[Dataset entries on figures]
..............................

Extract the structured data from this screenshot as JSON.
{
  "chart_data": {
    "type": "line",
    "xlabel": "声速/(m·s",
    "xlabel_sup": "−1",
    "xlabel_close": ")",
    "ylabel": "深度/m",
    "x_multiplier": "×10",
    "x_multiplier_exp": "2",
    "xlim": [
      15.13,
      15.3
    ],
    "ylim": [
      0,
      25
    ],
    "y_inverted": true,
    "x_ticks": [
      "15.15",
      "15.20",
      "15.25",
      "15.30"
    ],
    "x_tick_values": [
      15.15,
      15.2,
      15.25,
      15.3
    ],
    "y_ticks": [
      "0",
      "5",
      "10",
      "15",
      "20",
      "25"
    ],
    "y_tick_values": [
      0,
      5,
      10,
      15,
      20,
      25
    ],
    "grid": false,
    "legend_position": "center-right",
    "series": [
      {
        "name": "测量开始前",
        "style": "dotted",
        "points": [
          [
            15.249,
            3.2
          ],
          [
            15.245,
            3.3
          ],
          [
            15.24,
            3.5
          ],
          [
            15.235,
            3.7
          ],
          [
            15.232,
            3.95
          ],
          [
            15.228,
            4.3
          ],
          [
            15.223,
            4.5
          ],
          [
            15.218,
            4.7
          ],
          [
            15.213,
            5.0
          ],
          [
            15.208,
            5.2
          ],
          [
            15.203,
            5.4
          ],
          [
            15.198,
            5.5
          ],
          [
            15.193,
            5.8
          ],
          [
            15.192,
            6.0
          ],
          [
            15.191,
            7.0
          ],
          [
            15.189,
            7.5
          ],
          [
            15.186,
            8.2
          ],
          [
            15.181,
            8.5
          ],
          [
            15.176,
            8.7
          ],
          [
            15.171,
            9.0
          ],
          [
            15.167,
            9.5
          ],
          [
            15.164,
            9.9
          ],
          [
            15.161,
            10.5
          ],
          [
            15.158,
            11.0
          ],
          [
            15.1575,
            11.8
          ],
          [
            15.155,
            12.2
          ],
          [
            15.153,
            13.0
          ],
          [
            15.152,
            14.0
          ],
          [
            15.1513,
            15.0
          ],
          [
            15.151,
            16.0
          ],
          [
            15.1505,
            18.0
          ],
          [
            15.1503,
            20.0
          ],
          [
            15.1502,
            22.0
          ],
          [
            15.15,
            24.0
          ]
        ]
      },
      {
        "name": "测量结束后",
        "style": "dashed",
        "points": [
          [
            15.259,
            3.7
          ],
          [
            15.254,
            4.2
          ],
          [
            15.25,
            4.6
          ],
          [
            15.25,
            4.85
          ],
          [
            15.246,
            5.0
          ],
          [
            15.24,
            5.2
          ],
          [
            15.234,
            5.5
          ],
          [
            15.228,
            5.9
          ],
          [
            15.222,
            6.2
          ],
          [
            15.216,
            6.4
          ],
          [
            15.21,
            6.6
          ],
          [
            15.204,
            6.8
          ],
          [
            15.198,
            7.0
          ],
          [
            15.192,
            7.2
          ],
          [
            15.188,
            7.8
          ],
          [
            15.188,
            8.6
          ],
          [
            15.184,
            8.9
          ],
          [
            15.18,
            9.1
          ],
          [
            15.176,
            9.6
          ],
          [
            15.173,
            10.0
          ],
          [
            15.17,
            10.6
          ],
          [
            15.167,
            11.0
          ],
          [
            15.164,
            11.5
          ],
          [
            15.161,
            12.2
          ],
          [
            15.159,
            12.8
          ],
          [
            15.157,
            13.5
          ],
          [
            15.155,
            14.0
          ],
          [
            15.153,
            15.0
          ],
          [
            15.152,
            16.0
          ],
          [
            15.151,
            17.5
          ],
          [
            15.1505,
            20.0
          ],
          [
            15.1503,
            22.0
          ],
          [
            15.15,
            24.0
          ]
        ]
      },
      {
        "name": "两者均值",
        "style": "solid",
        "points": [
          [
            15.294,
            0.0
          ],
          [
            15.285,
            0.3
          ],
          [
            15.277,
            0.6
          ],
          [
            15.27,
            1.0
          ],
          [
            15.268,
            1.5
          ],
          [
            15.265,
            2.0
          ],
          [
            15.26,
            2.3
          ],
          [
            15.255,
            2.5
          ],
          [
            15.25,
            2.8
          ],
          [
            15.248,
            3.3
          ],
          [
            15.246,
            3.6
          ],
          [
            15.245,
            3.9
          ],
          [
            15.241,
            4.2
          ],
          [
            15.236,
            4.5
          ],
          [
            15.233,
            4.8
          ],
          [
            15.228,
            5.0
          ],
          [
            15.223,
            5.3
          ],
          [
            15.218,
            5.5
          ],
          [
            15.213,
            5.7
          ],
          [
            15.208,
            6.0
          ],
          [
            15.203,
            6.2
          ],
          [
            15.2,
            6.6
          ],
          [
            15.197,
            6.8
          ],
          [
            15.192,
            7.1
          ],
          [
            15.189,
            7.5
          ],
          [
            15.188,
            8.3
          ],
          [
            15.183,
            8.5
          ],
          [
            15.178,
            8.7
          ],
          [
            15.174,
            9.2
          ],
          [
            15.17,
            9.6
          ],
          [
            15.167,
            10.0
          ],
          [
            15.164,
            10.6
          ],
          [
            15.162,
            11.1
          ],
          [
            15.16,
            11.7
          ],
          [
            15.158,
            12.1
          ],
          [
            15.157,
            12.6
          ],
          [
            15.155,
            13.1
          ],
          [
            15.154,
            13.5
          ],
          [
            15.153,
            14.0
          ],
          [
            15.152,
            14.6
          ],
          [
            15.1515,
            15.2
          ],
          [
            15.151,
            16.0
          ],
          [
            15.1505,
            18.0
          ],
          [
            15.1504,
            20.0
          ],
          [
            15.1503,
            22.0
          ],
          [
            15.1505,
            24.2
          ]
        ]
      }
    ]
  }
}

..............................

- **GIVEN TASK**
Take the entries above and transcribe them exactly.

- **FINAL RESULT**
Extract the structured data from this screenshot as JSON.
{
  "chart_data": {
    "type": "line",
    "xlabel": "声速/(m·s",
    "xlabel_sup": "−1",
    "xlabel_close": ")",
    "ylabel": "深度/m",
    "x_multiplier": "×10",
    "x_multiplier_exp": "2",
    "xlim": [
      15.13,
      15.3
    ],
    "ylim": [
      0,
      25
    ],
    "y_inverted": true,
    "x_ticks": [
      "15.15",
      "15.20",
      "15.25",
      "15.30"
    ],
    "x_tick_values": [
      15.15,
      15.2,
      15.25,
      15.3
    ],
    "y_ticks": [
      "0",
      "5",
      "10",
      "15",
      "20",
      "25"
    ],
    "y_tick_values": [
      0,
      5,
      10,
      15,
      20,
      25
    ],
    "grid": false,
    "legend_position": "center-right",
    "series": [
      {
        "name": "测量开始前",
        "style": "dotted",
        "points": [
          [
            15.249,
            3.2
          ],
          [
            15.245,
            3.3
          ],
          [
            15.24,
            3.5
          ],
          [
            15.235,
            3.7
          ],
          [
            15.232,
            3.95
          ],
          [
            15.228,
            4.3
          ],
          [
            15.223,
            4.5
          ],
          [
            15.218,
            4.7
          ],
          [
            15.213,
            5.0
          ],
          [
            15.208,
            5.2
          ],
          [
            15.203,
            5.4
          ],
          [
            15.198,
            5.5
          ],
          [
            15.193,
            5.8
          ],
          [
            15.192,
            6.0
          ],
          [
            15.191,
            7.0
          ],
          [
            15.189,
            7.5
          ],
          [
            15.186,
            8.2
          ],
          [
            15.181,
            8.5
          ],
          [
            15.176,
            8.7
          ],
          [
            15.171,
            9.0
          ],
          [
            15.167,
            9.5
          ],
          [
            15.164,
            9.9
          ],
          [
            15.161,
            10.5
          ],
          [
            15.158,
            11.0
          ],
          [
            15.1575,
            11.8
          ],
          [
            15.155,
            12.2
          ],
          [
            15.153,
            13.0
          ],
          [
            15.152,
            14.0
          ],
          [
            15.1513,
            15.0
          ],
          [
            15.151,
            16.0
          ],
          [
            15.1505,
            18.0
          ],
          [
            15.1503,
            20.0
          ],
          [
            15.1502,
            22.0
          ],
          [
            15.15,
            24.0
          ]
        ]
      },
      {
        "name": "测量结束后",
        "style": "dashed",
        "points": [
          [
            15.259,
            3.7
          ],
          [
            15.254,
            4.2
          ],
          [
            15.25,
            4.6
          ],
          [
            15.25,
            4.85
          ],
          [
            15.246,
            5.0
          ],
          [
            15.24,
            5.2
          ],
          [
            15.234,
            5.5
          ],
          [
            15.228,
            5.9
          ],
          [
            15.222,
            6.2
          ],
          [
            15.216,
            6.4
          ],
          [
            15.21,
            6.6
          ],
          [
            15.204,
            6.8
          ],
          [
            15.198,
            7.0
          ],
          [
            15.192,
            7.2
          ],
          [
            15.188,
            7.8
          ],
          [
            15.188,
            8.6
          ],
          [
            15.184,
            8.9
          ],
          [
            15.18,
            9.1
          ],
          [
            15.176,
            9.6
          ],
          [
            15.173,
            10.0
          ],
          [
            15.17,
            10.6
          ],
          [
            15.167,
            11.0
          ],
          [
            15.164,
            11.5
          ],
          [
            15.161,
            12.2
          ],
          [
            15.159,
            12.8
          ],
          [
            15.157,
            13.5
          ],
          [
            15.155,
            14.0
          ],
          [
            15.153,
            15.0
          ],
          [
            15.152,
            16.0
          ],
          [
            15.151,
            17.5
          ],
          [
            15.1505,
            20.0
          ],
          [
            15.1503,
            22.0
          ],
          [
            15.15,
            24.0
          ]
        ]
      },
      {
        "name": "两者均值",
        "style": "solid",
        "points": [
          [
            15.294,
            0.0
          ],
          [
            15.285,
            0.3
          ],
          [
            15.277,
            0.6
          ],
          [
            15.27,
            1.0
          ],
          [
            15.268,
            1.5
          ],
          [
            15.265,
            2.0
          ],
          [
            15.26,
            2.3
          ],
          [
            15.255,
            2.5
          ],
          [
            15.25,
            2.8
          ],
          [
            15.248,
            3.3
          ],
          [
            15.246,
            3.6
          ],
          [
            15.245,
            3.9
          ],
          [
            15.241,
            4.2
          ],
          [
            15.236,
            4.5
          ],
          [
            15.233,
            4.8
          ],
          [
            15.228,
            5.0
          ],
          [
            15.223,
            5.3
          ],
          [
            15.218,
            5.5
          ],
          [
            15.213,
            5.7
          ],
          [
            15.208,
            6.0
          ],
          [
            15.203,
            6.2
          ],
          [
            15.2,
            6.6
          ],
          [
            15.197,
            6.8
          ],
          [
            15.192,
            7.1
          ],
          [
            15.189,
            7.5
          ],
          [
            15.188,
            8.3
          ],
          [
            15.183,
            8.5
          ],
          [
            15.178,
            8.7
          ],
          [
            15.174,
            9.2
          ],
          [
            15.17,
            9.6
          ],
          [
            15.167,
            10.0
          ],
          [
            15.164,
            10.6
          ],
          [
            15.162,
            11.1
          ],
          [
            15.16,
            11.7
          ],
          [
            15.158,
            12.1
          ],
          [
            15.157,
            12.6
          ],
          [
            15.155,
            13.1
          ],
          [
            15.154,
            13.5
          ],
          [
            15.153,
            14.0
          ],
          [
            15.152,
            14.6
          ],
          [
            15.1515,
            15.2
          ],
          [
            15.151,
            16.0
          ],
          [
            15.1505,
            18.0
          ],
          [
            15.1504,
            20.0
          ],
          [
            15.1503,
            22.0
          ],
          [
            15.1505,
            24.2
          ]
        ]
      }
    ]
  }
}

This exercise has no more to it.